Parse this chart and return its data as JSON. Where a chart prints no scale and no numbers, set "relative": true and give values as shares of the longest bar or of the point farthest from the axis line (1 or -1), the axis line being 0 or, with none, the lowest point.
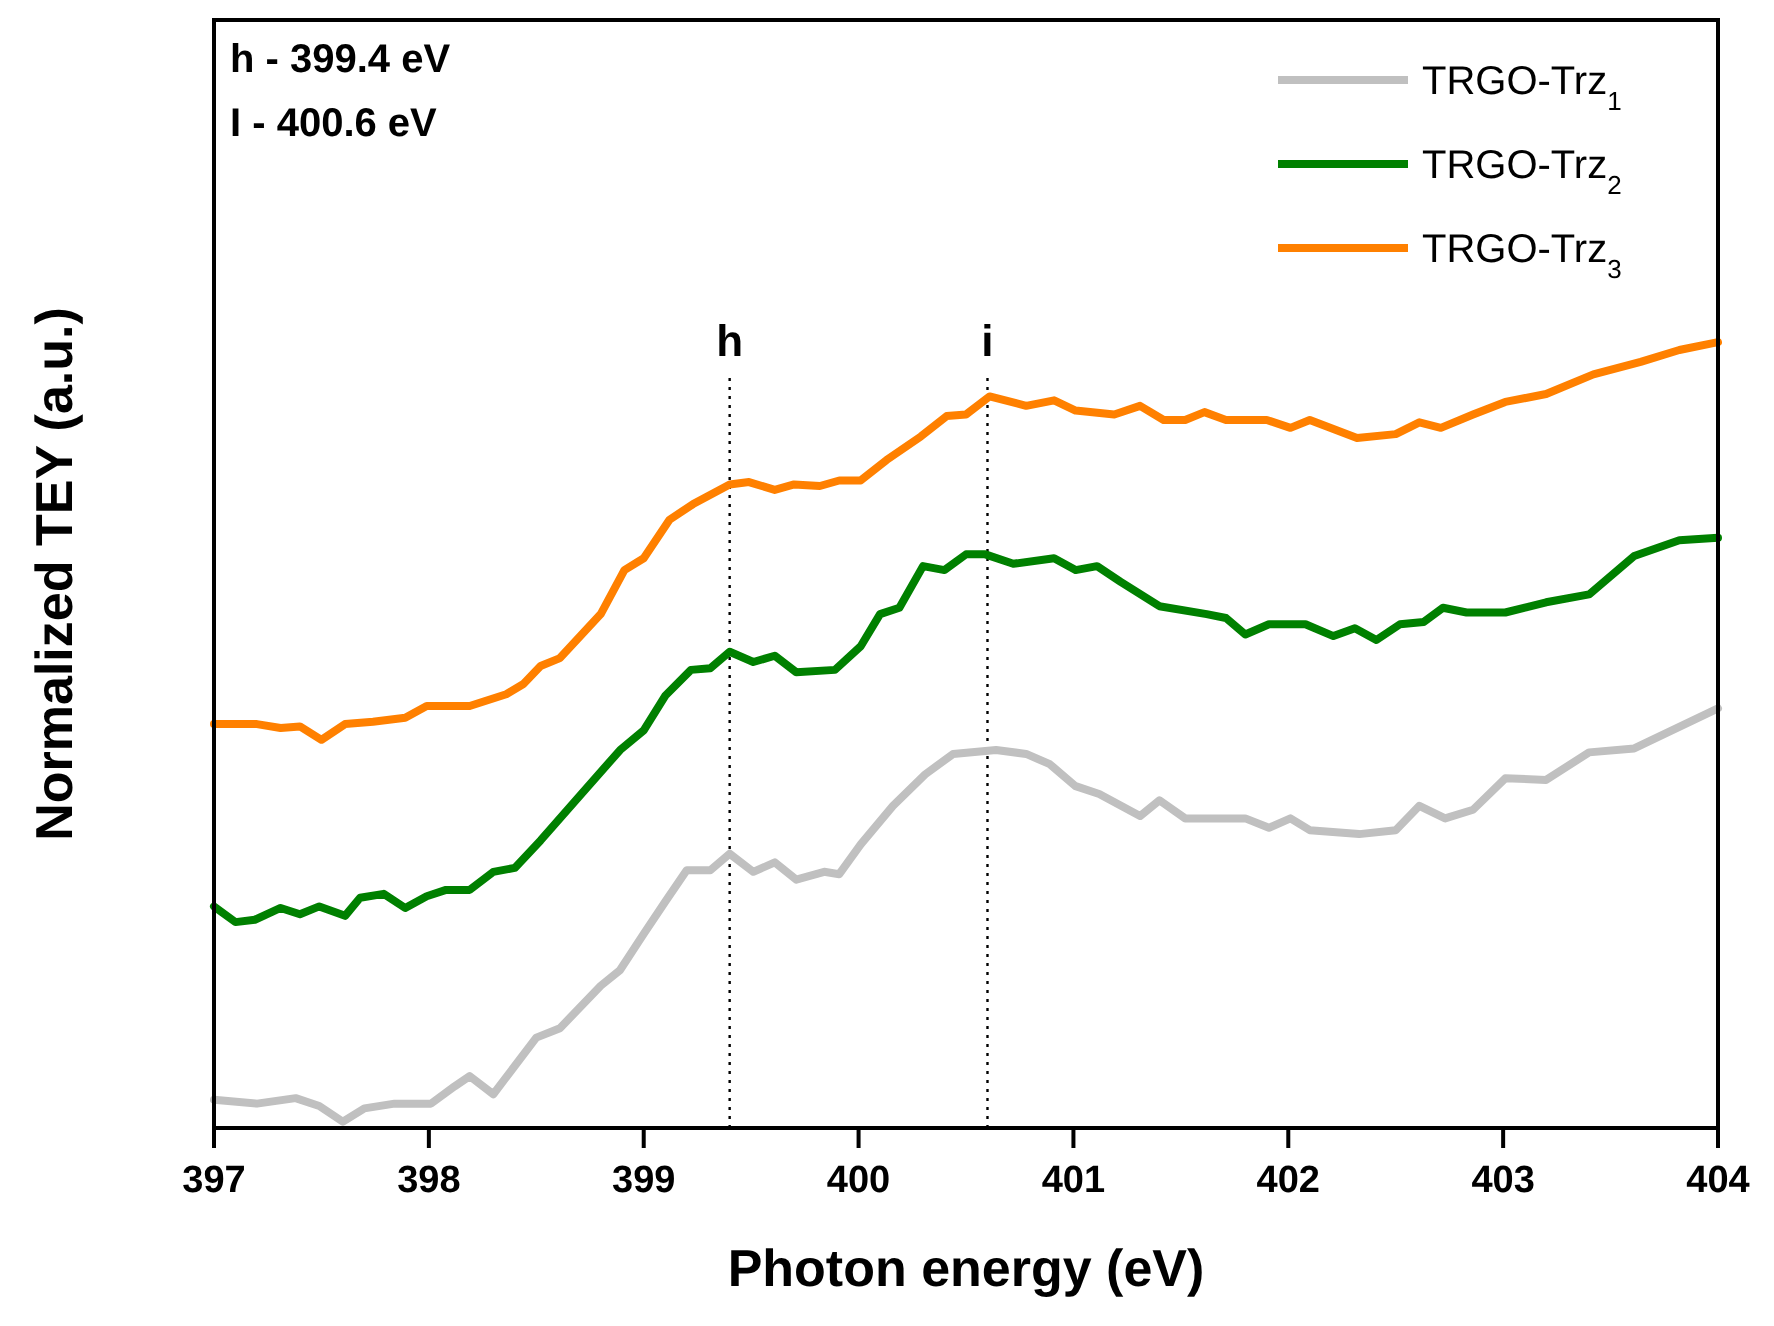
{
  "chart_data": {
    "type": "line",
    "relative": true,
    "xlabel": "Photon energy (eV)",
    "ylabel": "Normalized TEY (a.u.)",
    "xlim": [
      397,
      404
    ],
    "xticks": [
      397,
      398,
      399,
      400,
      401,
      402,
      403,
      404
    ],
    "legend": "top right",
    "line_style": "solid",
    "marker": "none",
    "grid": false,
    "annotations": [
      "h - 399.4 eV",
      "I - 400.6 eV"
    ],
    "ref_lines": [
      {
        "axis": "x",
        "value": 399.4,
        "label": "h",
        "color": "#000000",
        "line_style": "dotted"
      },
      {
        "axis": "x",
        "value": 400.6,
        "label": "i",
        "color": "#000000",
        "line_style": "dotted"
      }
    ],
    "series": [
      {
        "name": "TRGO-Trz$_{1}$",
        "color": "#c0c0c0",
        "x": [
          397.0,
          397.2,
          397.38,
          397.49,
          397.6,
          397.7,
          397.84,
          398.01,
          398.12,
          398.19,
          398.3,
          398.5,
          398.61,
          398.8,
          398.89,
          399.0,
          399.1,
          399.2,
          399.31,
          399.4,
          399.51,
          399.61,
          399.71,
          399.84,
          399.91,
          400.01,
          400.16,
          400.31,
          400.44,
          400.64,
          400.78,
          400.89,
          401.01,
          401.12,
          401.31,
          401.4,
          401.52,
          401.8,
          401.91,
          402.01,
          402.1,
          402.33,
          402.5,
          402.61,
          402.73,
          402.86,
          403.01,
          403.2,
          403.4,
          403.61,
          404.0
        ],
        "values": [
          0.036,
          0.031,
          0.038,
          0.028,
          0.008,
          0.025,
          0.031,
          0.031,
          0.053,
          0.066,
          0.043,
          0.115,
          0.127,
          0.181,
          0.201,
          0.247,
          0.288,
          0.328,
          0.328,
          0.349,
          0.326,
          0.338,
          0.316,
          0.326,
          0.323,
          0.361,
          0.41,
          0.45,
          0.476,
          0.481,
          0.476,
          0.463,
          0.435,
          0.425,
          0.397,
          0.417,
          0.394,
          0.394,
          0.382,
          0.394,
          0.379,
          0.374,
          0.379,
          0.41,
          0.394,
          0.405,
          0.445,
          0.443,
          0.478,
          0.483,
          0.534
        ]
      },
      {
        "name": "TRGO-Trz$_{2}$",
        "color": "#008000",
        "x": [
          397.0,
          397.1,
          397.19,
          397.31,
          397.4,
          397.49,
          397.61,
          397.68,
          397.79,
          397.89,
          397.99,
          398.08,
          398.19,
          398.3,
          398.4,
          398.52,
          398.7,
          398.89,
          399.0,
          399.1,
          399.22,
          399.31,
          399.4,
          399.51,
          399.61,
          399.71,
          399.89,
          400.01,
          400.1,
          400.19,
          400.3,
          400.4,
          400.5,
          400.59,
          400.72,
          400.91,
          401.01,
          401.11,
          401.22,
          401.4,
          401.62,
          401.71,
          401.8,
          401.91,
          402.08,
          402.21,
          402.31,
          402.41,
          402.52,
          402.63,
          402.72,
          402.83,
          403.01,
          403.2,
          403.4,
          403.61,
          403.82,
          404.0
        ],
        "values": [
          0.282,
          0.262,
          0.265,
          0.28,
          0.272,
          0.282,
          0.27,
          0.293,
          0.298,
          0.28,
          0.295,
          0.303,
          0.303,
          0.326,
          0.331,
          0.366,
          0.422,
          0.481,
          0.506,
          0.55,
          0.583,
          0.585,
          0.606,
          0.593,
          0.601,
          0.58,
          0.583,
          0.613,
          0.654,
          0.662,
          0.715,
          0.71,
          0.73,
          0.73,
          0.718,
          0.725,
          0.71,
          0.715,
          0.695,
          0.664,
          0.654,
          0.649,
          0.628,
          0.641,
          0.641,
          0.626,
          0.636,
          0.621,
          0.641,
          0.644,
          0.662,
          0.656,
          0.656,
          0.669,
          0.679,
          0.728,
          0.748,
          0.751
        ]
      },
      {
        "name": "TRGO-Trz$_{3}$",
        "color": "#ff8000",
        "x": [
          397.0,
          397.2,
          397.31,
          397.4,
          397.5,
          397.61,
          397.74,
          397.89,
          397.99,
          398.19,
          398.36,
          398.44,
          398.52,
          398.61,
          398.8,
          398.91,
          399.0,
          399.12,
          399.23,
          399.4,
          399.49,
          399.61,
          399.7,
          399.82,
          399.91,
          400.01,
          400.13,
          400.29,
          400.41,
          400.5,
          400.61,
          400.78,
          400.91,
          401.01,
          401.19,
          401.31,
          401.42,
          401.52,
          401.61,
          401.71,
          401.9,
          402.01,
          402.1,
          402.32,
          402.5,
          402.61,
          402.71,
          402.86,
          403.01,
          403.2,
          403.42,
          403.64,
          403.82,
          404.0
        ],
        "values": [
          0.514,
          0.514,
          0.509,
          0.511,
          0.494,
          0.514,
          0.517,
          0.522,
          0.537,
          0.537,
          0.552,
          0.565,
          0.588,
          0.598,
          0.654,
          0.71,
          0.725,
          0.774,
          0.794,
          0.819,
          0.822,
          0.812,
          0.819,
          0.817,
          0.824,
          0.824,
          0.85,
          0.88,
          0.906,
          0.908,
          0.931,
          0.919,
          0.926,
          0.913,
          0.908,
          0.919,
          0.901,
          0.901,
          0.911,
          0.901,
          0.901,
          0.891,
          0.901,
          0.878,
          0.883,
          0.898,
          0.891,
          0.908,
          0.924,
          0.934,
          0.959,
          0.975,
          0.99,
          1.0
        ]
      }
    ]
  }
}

- **TASK INSTRUCTIONS**:
Exact duplication of all the records is required; pictures are omitted from the copy.

- **WORKED ANSWER**:
Parse this chart and return its data as JSON. Where a chart prints no scale and no numbers, set "relative": true and give values as shares of the longest bar or of the point farthest from the axis line (1 or -1), the axis line being 0 or, with none, the lowest point.
{
  "chart_data": {
    "type": "line",
    "relative": true,
    "xlabel": "Photon energy (eV)",
    "ylabel": "Normalized TEY (a.u.)",
    "xlim": [
      397,
      404
    ],
    "xticks": [
      397,
      398,
      399,
      400,
      401,
      402,
      403,
      404
    ],
    "legend": "top right",
    "line_style": "solid",
    "marker": "none",
    "grid": false,
    "annotations": [
      "h - 399.4 eV",
      "I - 400.6 eV"
    ],
    "ref_lines": [
      {
        "axis": "x",
        "value": 399.4,
        "label": "h",
        "color": "#000000",
        "line_style": "dotted"
      },
      {
        "axis": "x",
        "value": 400.6,
        "label": "i",
        "color": "#000000",
        "line_style": "dotted"
      }
    ],
    "series": [
      {
        "name": "TRGO-Trz$_{1}$",
        "color": "#c0c0c0",
        "x": [
          397.0,
          397.2,
          397.38,
          397.49,
          397.6,
          397.7,
          397.84,
          398.01,
          398.12,
          398.19,
          398.3,
          398.5,
          398.61,
          398.8,
          398.89,
          399.0,
          399.1,
          399.2,
          399.31,
          399.4,
          399.51,
          399.61,
          399.71,
          399.84,
          399.91,
          400.01,
          400.16,
          400.31,
          400.44,
          400.64,
          400.78,
          400.89,
          401.01,
          401.12,
          401.31,
          401.4,
          401.52,
          401.8,
          401.91,
          402.01,
          402.1,
          402.33,
          402.5,
          402.61,
          402.73,
          402.86,
          403.01,
          403.2,
          403.4,
          403.61,
          404.0
        ],
        "values": [
          0.036,
          0.031,
          0.038,
          0.028,
          0.008,
          0.025,
          0.031,
          0.031,
          0.053,
          0.066,
          0.043,
          0.115,
          0.127,
          0.181,
          0.201,
          0.247,
          0.288,
          0.328,
          0.328,
          0.349,
          0.326,
          0.338,
          0.316,
          0.326,
          0.323,
          0.361,
          0.41,
          0.45,
          0.476,
          0.481,
          0.476,
          0.463,
          0.435,
          0.425,
          0.397,
          0.417,
          0.394,
          0.394,
          0.382,
          0.394,
          0.379,
          0.374,
          0.379,
          0.41,
          0.394,
          0.405,
          0.445,
          0.443,
          0.478,
          0.483,
          0.534
        ]
      },
      {
        "name": "TRGO-Trz$_{2}$",
        "color": "#008000",
        "x": [
          397.0,
          397.1,
          397.19,
          397.31,
          397.4,
          397.49,
          397.61,
          397.68,
          397.79,
          397.89,
          397.99,
          398.08,
          398.19,
          398.3,
          398.4,
          398.52,
          398.7,
          398.89,
          399.0,
          399.1,
          399.22,
          399.31,
          399.4,
          399.51,
          399.61,
          399.71,
          399.89,
          400.01,
          400.1,
          400.19,
          400.3,
          400.4,
          400.5,
          400.59,
          400.72,
          400.91,
          401.01,
          401.11,
          401.22,
          401.4,
          401.62,
          401.71,
          401.8,
          401.91,
          402.08,
          402.21,
          402.31,
          402.41,
          402.52,
          402.63,
          402.72,
          402.83,
          403.01,
          403.2,
          403.4,
          403.61,
          403.82,
          404.0
        ],
        "values": [
          0.282,
          0.262,
          0.265,
          0.28,
          0.272,
          0.282,
          0.27,
          0.293,
          0.298,
          0.28,
          0.295,
          0.303,
          0.303,
          0.326,
          0.331,
          0.366,
          0.422,
          0.481,
          0.506,
          0.55,
          0.583,
          0.585,
          0.606,
          0.593,
          0.601,
          0.58,
          0.583,
          0.613,
          0.654,
          0.662,
          0.715,
          0.71,
          0.73,
          0.73,
          0.718,
          0.725,
          0.71,
          0.715,
          0.695,
          0.664,
          0.654,
          0.649,
          0.628,
          0.641,
          0.641,
          0.626,
          0.636,
          0.621,
          0.641,
          0.644,
          0.662,
          0.656,
          0.656,
          0.669,
          0.679,
          0.728,
          0.748,
          0.751
        ]
      },
      {
        "name": "TRGO-Trz$_{3}$",
        "color": "#ff8000",
        "x": [
          397.0,
          397.2,
          397.31,
          397.4,
          397.5,
          397.61,
          397.74,
          397.89,
          397.99,
          398.19,
          398.36,
          398.44,
          398.52,
          398.61,
          398.8,
          398.91,
          399.0,
          399.12,
          399.23,
          399.4,
          399.49,
          399.61,
          399.7,
          399.82,
          399.91,
          400.01,
          400.13,
          400.29,
          400.41,
          400.5,
          400.61,
          400.78,
          400.91,
          401.01,
          401.19,
          401.31,
          401.42,
          401.52,
          401.61,
          401.71,
          401.9,
          402.01,
          402.1,
          402.32,
          402.5,
          402.61,
          402.71,
          402.86,
          403.01,
          403.2,
          403.42,
          403.64,
          403.82,
          404.0
        ],
        "values": [
          0.514,
          0.514,
          0.509,
          0.511,
          0.494,
          0.514,
          0.517,
          0.522,
          0.537,
          0.537,
          0.552,
          0.565,
          0.588,
          0.598,
          0.654,
          0.71,
          0.725,
          0.774,
          0.794,
          0.819,
          0.822,
          0.812,
          0.819,
          0.817,
          0.824,
          0.824,
          0.85,
          0.88,
          0.906,
          0.908,
          0.931,
          0.919,
          0.926,
          0.913,
          0.908,
          0.919,
          0.901,
          0.901,
          0.911,
          0.901,
          0.901,
          0.891,
          0.901,
          0.878,
          0.883,
          0.898,
          0.891,
          0.908,
          0.924,
          0.934,
          0.959,
          0.975,
          0.99,
          1.0
        ]
      }
    ]
  }
}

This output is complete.